● **Brontekst**
Doch dan moet men Maeterlinck en zijn curieus moderne obsessies ook buiten het spel laten en aan Shakespeare niet enkel het uiterlijk van narrengeestigheid en King Lear's-waanzin, maar liefst het innerlijk van groote karakters in hun ontwikkeling ontleenen. Waarschijnlijk had ook de jonge auteur het goede voornemen zoo en niet anders te handelen, doch het geval is hem de baas geworden, het geval is met hem doorgegaan. Er viel zooveel ‘Maeterlincksch’ te griezelen, dat hij aan karakterteekening eigenlijk niet eens goed toe kon komen. Die Kruisridder, wat was dat eigenlijk voor een man? Als een wijze keert hij terug en als een ongeloovige, hij, die nog pas het Heilige Graf verliet. Of is het enkel de ontzetting van hetgeen hij tehuis moest vinden, die hem zoo dwalend en onzeker maakte? Het zou den man zeker te vergeven zijn, doch wij wilden het in elk geval graag weten. En de oudste zoon Aernout, wat moeten wij van hèm denken? Zijn zwarte, sombere verschijning voorspelt ons norsche haatdragendheid, sluwheid, wraakzucht en echter wordt hij als een dom schaap vermoord, eer hij van al zijn booze woorden en donkere blikken iets waar kan maken. Vermoord door zijn broeder Floris, een jongen blonden knaap, van wiens losse drift het ons eerder verbaast, dat hij den anderen niet reeds overhoop stak eer het spel begon. Bedreigt hij zijn broeder niet onophoudelijk? Tot een omlijnd karakter heeft ook deze, blijkbaar vurige, jongeling het niet gebracht, even weinig als de nar, die zich soms als baatzuchtig kenner van familiegeheimen, soms als een eenvoudig fatsoenlijk man voordoet.
Het pijnlijkst echter kwelt ons de onwetendheid, waarin wij ten opzichte van den aard der jonge vrouw verkeeren. Heeft Raimonda de beide stiefzonen verleid of hebben dezen háar op het slechte pad gebracht? Of was het - waarschijnlijker! - een spel van wederzijdsche begeerten
| |
| |
en al te gunstige gelegenheden? Allicht heeft de schrijver in Raimonda de middeleeuwsche vrouw willen teekenen in haar dierlijk sterke begeerten en redeloos impulsief handelen, maar daartegen haar mateloozen gewetensangst, die alle zelfbeheersching verwint.

Items uit de verzameling
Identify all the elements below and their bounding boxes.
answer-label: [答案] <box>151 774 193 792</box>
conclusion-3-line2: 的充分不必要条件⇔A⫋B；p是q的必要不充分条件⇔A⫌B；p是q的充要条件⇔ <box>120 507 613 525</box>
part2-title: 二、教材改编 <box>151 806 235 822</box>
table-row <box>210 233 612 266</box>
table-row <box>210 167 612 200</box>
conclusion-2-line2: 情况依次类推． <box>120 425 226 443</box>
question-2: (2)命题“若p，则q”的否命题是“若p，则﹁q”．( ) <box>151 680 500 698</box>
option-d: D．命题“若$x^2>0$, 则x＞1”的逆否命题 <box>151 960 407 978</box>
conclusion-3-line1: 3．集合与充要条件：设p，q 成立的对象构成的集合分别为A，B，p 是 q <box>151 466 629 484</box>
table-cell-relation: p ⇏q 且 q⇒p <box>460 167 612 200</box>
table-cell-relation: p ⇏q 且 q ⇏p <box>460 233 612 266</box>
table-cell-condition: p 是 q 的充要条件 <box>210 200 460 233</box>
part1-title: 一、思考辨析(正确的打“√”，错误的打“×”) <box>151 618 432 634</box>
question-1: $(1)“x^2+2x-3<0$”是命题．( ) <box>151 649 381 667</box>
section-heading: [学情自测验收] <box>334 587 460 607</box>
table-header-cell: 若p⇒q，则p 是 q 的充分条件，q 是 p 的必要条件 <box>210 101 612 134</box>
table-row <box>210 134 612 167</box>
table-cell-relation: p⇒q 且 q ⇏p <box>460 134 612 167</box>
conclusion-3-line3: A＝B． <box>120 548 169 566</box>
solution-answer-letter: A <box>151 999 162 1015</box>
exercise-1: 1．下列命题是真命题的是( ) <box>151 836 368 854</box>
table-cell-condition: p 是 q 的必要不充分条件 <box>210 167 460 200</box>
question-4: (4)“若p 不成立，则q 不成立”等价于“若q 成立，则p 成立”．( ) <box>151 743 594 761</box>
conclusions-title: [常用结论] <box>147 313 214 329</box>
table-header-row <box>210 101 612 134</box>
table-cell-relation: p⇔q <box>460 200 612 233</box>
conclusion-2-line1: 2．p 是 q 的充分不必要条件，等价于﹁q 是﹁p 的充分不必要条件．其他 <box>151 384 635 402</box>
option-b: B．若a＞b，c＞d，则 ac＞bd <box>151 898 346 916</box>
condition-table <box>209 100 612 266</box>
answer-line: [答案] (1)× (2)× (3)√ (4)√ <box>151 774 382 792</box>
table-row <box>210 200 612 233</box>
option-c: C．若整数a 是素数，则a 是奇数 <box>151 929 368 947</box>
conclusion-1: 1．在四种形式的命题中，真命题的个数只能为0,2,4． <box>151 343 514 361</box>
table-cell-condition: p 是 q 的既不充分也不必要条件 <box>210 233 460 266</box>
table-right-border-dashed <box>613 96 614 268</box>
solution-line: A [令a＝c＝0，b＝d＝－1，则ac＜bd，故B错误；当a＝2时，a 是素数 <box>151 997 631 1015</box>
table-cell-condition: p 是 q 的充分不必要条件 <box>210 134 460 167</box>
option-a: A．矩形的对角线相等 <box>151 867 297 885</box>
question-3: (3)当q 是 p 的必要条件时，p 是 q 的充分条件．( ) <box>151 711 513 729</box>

● **Doel van oefening**
Wie vermoordt Aernout volgens de brontekst?

● **Uitkomst van oefening**
Zijn broer Floris, een jonge blonde knaap.